[BEGIN EXERCISE INPUTS]

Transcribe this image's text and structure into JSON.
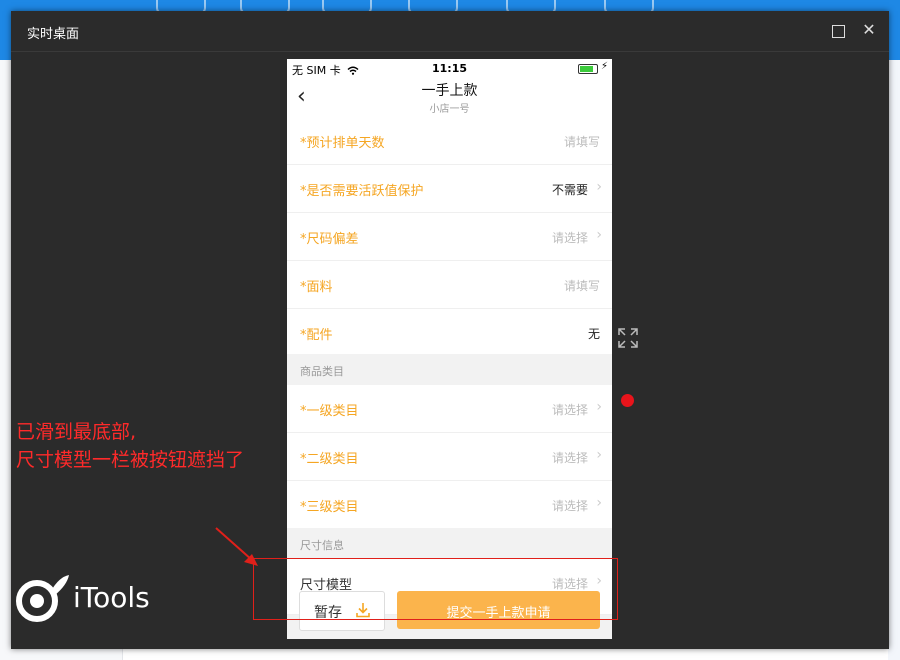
{
  "modal": {
    "title": "实时桌面"
  },
  "phone": {
    "status": {
      "carrier": "无 SIM 卡",
      "time": "11:15",
      "battery_level": 0.8
    },
    "nav": {
      "back": "‹",
      "title": "一手上款",
      "subtitle": "小店一号"
    },
    "rows_1": [
      {
        "label": "*预计排单天数",
        "value": "请填写",
        "chevron": false,
        "value_style": "placeholder"
      },
      {
        "label": "*是否需要活跃值保护",
        "value": "不需要",
        "chevron": true,
        "value_style": "filled"
      },
      {
        "label": "*尺码偏差",
        "value": "请选择",
        "chevron": true,
        "value_style": "placeholder"
      },
      {
        "label": "*面料",
        "value": "请填写",
        "chevron": false,
        "value_style": "placeholder"
      },
      {
        "label": "*配件",
        "value": "无",
        "chevron": false,
        "value_style": "filled"
      }
    ],
    "section_category": "商品类目",
    "rows_2": [
      {
        "label": "*一级类目",
        "value": "请选择",
        "chevron": true
      },
      {
        "label": "*二级类目",
        "value": "请选择",
        "chevron": true
      },
      {
        "label": "*三级类目",
        "value": "请选择",
        "chevron": true
      }
    ],
    "section_size": "尺寸信息",
    "size_model": {
      "label": "尺寸模型",
      "value": "请选择"
    },
    "buttons": {
      "save": "暂存",
      "submit": "提交一手上款申请"
    }
  },
  "annotation": {
    "line1": "已滑到最底部,",
    "line2": "尺寸模型一栏被按钮遮挡了"
  },
  "brand": {
    "name": "iTools"
  },
  "colors": {
    "accent_orange": "#f5a623",
    "submit_bg": "#fbb44c",
    "annotation_red": "#ff2a2a",
    "modal_bg": "#2b2b2b",
    "app_blue": "#1e88e5"
  }
}
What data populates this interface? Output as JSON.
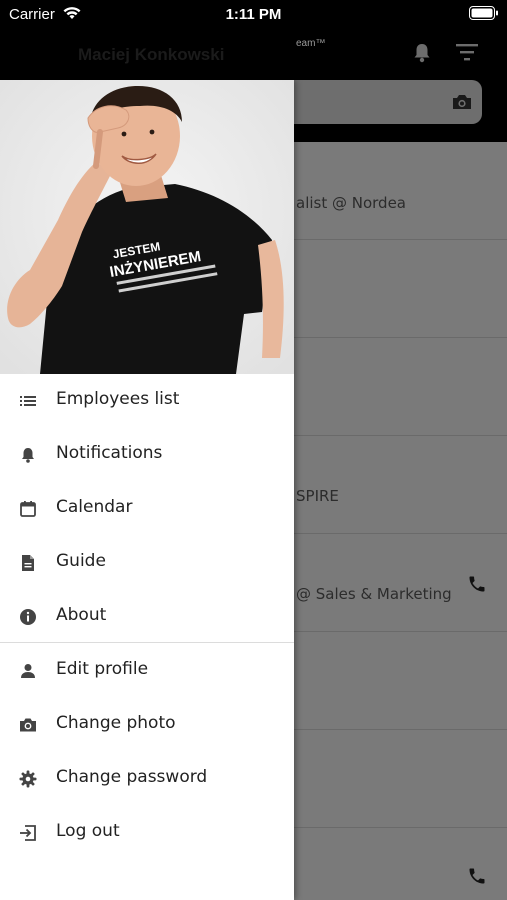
{
  "status_bar": {
    "carrier": "Carrier",
    "time": "1:11 PM"
  },
  "app_bar": {
    "title": "Maciej Konkowski",
    "subtitle": "eam™"
  },
  "list_rows": [
    {
      "text": "alist @ Nordea"
    },
    {
      "text": ""
    },
    {
      "text": ""
    },
    {
      "text": "SPIRE"
    },
    {
      "text": "@ Sales & Marketing"
    },
    {
      "text": ""
    },
    {
      "text": ""
    },
    {
      "text": ""
    }
  ],
  "menu": {
    "primary": [
      {
        "label": "Employees list",
        "icon": "list-icon"
      },
      {
        "label": "Notifications",
        "icon": "bell-icon"
      },
      {
        "label": "Calendar",
        "icon": "calendar-icon"
      },
      {
        "label": "Guide",
        "icon": "document-icon"
      },
      {
        "label": "About",
        "icon": "info-icon"
      }
    ],
    "secondary": [
      {
        "label": "Edit profile",
        "icon": "person-icon"
      },
      {
        "label": "Change photo",
        "icon": "camera-icon"
      },
      {
        "label": "Change password",
        "icon": "gear-icon"
      },
      {
        "label": "Log out",
        "icon": "logout-icon"
      }
    ]
  },
  "profile": {
    "shirt_line1": "JESTEM",
    "shirt_line2": "INŻYNIEREM"
  },
  "colors": {
    "background": "#000000",
    "overlay_list": "#7a7a7a",
    "drawer": "#ffffff",
    "text": "#222222"
  }
}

[END EXERCISE INPUTS]

**TASK GOAL**.
Quote the entries above word for word. Leave the images out.

**EXERCISE RESULT**.
Transcribe this image's text and structure into JSON.
{
  "modal": {
    "title": "实时桌面"
  },
  "phone": {
    "status": {
      "carrier": "无 SIM 卡",
      "time": "11:15",
      "battery_level": 0.8
    },
    "nav": {
      "back": "‹",
      "title": "一手上款",
      "subtitle": "小店一号"
    },
    "rows_1": [
      {
        "label": "*预计排单天数",
        "value": "请填写",
        "chevron": false,
        "value_style": "placeholder"
      },
      {
        "label": "*是否需要活跃值保护",
        "value": "不需要",
        "chevron": true,
        "value_style": "filled"
      },
      {
        "label": "*尺码偏差",
        "value": "请选择",
        "chevron": true,
        "value_style": "placeholder"
      },
      {
        "label": "*面料",
        "value": "请填写",
        "chevron": false,
        "value_style": "placeholder"
      },
      {
        "label": "*配件",
        "value": "无",
        "chevron": false,
        "value_style": "filled"
      }
    ],
    "section_category": "商品类目",
    "rows_2": [
      {
        "label": "*一级类目",
        "value": "请选择",
        "chevron": true
      },
      {
        "label": "*二级类目",
        "value": "请选择",
        "chevron": true
      },
      {
        "label": "*三级类目",
        "value": "请选择",
        "chevron": true
      }
    ],
    "section_size": "尺寸信息",
    "size_model": {
      "label": "尺寸模型",
      "value": "请选择"
    },
    "buttons": {
      "save": "暂存",
      "submit": "提交一手上款申请"
    }
  },
  "annotation": {
    "line1": "已滑到最底部,",
    "line2": "尺寸模型一栏被按钮遮挡了"
  },
  "brand": {
    "name": "iTools"
  },
  "colors": {
    "accent_orange": "#f5a623",
    "submit_bg": "#fbb44c",
    "annotation_red": "#ff2a2a",
    "modal_bg": "#2b2b2b",
    "app_blue": "#1e88e5"
  }
}
What data populates this interface? Output as JSON.
{
  "status_bar": {
    "carrier": "Carrier",
    "time": "1:11 PM"
  },
  "app_bar": {
    "title": "Maciej Konkowski",
    "subtitle": "eam™"
  },
  "list_rows": [
    {
      "text": "alist @ Nordea"
    },
    {
      "text": ""
    },
    {
      "text": ""
    },
    {
      "text": "SPIRE"
    },
    {
      "text": "@ Sales & Marketing"
    },
    {
      "text": ""
    },
    {
      "text": ""
    },
    {
      "text": ""
    }
  ],
  "menu": {
    "primary": [
      {
        "label": "Employees list",
        "icon": "list-icon"
      },
      {
        "label": "Notifications",
        "icon": "bell-icon"
      },
      {
        "label": "Calendar",
        "icon": "calendar-icon"
      },
      {
        "label": "Guide",
        "icon": "document-icon"
      },
      {
        "label": "About",
        "icon": "info-icon"
      }
    ],
    "secondary": [
      {
        "label": "Edit profile",
        "icon": "person-icon"
      },
      {
        "label": "Change photo",
        "icon": "camera-icon"
      },
      {
        "label": "Change password",
        "icon": "gear-icon"
      },
      {
        "label": "Log out",
        "icon": "logout-icon"
      }
    ]
  },
  "profile": {
    "shirt_line1": "JESTEM",
    "shirt_line2": "INŻYNIEREM"
  },
  "colors": {
    "background": "#000000",
    "overlay_list": "#7a7a7a",
    "drawer": "#ffffff",
    "text": "#222222"
  }
}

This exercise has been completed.